>> begin Working data

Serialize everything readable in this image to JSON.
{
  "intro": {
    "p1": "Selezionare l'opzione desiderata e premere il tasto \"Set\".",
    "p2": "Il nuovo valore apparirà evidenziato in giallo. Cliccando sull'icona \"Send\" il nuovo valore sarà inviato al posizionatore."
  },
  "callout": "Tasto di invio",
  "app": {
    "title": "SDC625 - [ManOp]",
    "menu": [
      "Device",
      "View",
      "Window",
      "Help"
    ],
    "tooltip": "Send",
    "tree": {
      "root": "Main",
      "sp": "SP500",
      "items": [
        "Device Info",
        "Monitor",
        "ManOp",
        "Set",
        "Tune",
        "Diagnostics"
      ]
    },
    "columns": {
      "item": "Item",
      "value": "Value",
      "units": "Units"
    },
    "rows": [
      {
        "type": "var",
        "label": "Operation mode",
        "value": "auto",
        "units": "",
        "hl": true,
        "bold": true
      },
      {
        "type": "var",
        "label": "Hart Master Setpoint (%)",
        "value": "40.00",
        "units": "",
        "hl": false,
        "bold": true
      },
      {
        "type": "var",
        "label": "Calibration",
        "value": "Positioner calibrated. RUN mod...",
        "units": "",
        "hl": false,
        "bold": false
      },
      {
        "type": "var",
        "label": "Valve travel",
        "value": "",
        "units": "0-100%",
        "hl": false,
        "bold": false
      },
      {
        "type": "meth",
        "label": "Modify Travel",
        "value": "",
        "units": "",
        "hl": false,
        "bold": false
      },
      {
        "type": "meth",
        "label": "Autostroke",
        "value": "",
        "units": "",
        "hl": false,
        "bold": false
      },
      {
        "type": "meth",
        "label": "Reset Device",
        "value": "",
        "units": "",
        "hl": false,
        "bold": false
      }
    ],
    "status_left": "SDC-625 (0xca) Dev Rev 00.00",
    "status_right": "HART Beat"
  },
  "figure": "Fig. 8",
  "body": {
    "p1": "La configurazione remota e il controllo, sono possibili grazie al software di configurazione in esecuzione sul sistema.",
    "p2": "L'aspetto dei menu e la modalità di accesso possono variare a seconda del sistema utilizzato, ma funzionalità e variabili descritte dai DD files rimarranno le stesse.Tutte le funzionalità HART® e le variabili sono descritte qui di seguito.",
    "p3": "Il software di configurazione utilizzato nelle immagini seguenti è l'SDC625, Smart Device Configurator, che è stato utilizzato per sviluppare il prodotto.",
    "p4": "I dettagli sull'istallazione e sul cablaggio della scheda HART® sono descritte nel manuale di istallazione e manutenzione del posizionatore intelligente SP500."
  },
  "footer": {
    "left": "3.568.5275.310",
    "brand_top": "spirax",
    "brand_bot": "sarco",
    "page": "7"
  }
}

>> end Working data
>> begin Working data

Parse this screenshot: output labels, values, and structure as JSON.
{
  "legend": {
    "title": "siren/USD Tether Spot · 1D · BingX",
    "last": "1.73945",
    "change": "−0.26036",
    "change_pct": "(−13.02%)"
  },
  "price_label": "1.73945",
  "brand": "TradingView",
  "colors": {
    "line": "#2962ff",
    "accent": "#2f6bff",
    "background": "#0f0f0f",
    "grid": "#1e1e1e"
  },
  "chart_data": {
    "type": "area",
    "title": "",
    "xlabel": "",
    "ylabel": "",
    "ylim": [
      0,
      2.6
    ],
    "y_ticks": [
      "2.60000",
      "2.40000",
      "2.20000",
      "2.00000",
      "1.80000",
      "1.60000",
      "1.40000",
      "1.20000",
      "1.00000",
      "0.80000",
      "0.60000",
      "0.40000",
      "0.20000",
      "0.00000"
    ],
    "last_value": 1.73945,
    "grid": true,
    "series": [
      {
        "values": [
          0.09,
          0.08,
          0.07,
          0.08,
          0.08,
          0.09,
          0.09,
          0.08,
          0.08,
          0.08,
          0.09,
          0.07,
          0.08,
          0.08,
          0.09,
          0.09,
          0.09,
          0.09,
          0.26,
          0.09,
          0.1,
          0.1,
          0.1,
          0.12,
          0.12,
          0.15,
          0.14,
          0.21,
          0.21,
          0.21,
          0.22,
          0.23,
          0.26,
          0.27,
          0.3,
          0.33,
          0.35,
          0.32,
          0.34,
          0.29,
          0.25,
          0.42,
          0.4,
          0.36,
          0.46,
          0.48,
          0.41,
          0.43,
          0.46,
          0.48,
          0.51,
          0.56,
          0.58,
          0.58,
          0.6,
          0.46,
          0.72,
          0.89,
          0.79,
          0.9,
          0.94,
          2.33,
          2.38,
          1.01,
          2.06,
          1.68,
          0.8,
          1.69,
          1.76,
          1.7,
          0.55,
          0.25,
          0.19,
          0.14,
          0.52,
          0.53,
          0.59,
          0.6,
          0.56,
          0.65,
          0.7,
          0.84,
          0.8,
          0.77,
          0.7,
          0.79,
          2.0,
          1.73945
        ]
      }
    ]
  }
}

>> end Working data

Go through the records. Copy each line where "values" appears.

_Task solution_
Parse this screenshot: output labels, values, and structure as JSON.
        "values": [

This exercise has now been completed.